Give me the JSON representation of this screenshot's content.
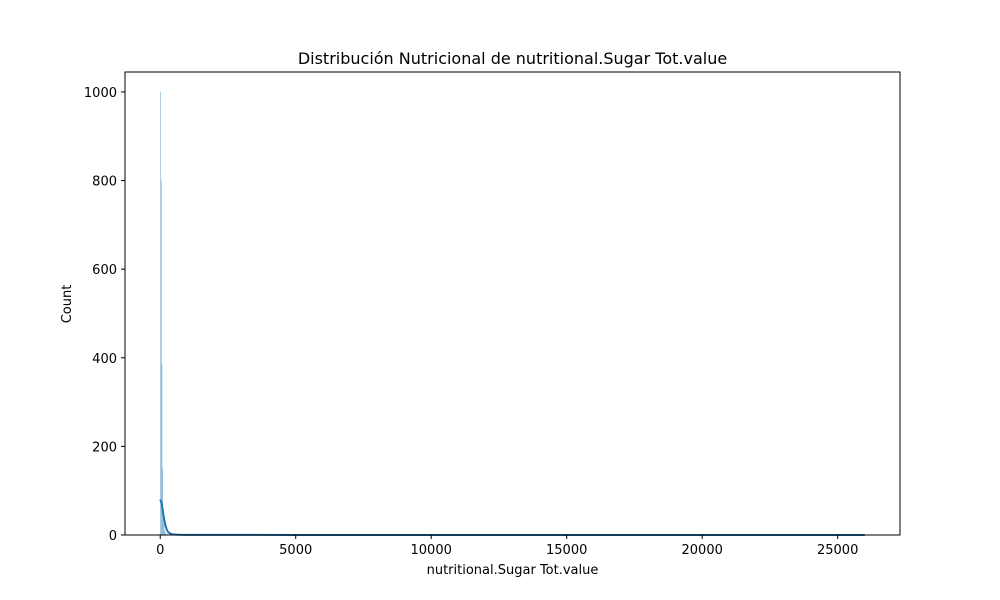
{
  "chart_data": {
    "type": "bar",
    "subtype": "histogram-with-kde",
    "title": "Distribución Nutricional de nutritional.Sugar Tot.value",
    "xlabel": "nutritional.Sugar Tot.value",
    "ylabel": "Count",
    "xlim": [
      -1300,
      27300
    ],
    "ylim": [
      0,
      1045
    ],
    "x_ticks": [
      0,
      5000,
      10000,
      15000,
      20000,
      25000
    ],
    "y_ticks": [
      0,
      200,
      400,
      600,
      800,
      1000
    ],
    "grid": false,
    "legend": "none",
    "colors": {
      "bar_fill": "#1f77b4",
      "bar_fill_opacity": 0.5,
      "kde_line": "#1f77b4",
      "axes": "#000000"
    },
    "bins": [
      {
        "x0": 0,
        "x1": 26,
        "count": 1000
      },
      {
        "x0": 26,
        "x1": 52,
        "count": 800
      },
      {
        "x0": 52,
        "x1": 78,
        "count": 385
      },
      {
        "x0": 78,
        "x1": 104,
        "count": 150
      },
      {
        "x0": 104,
        "x1": 130,
        "count": 60
      },
      {
        "x0": 130,
        "x1": 156,
        "count": 25
      },
      {
        "x0": 156,
        "x1": 182,
        "count": 10
      },
      {
        "x0": 182,
        "x1": 208,
        "count": 5
      },
      {
        "x0": 208,
        "x1": 260,
        "count": 2
      }
    ],
    "kde": {
      "x": [
        0,
        50,
        100,
        150,
        200,
        250,
        300,
        400,
        500,
        700,
        1000,
        2000,
        5000,
        10000,
        15000,
        20000,
        26000
      ],
      "y": [
        80,
        72,
        52,
        34,
        20,
        11,
        6,
        2.5,
        1.2,
        0.6,
        0.3,
        0.2,
        0.1,
        0.05,
        0.03,
        0.02,
        0.01
      ]
    }
  }
}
#####
■ OBJECTIVE ■
State the number of lines in the records that include "Sugar", and write nothing else.

■ SOLUTION FOR THIS EXERCISE ■
2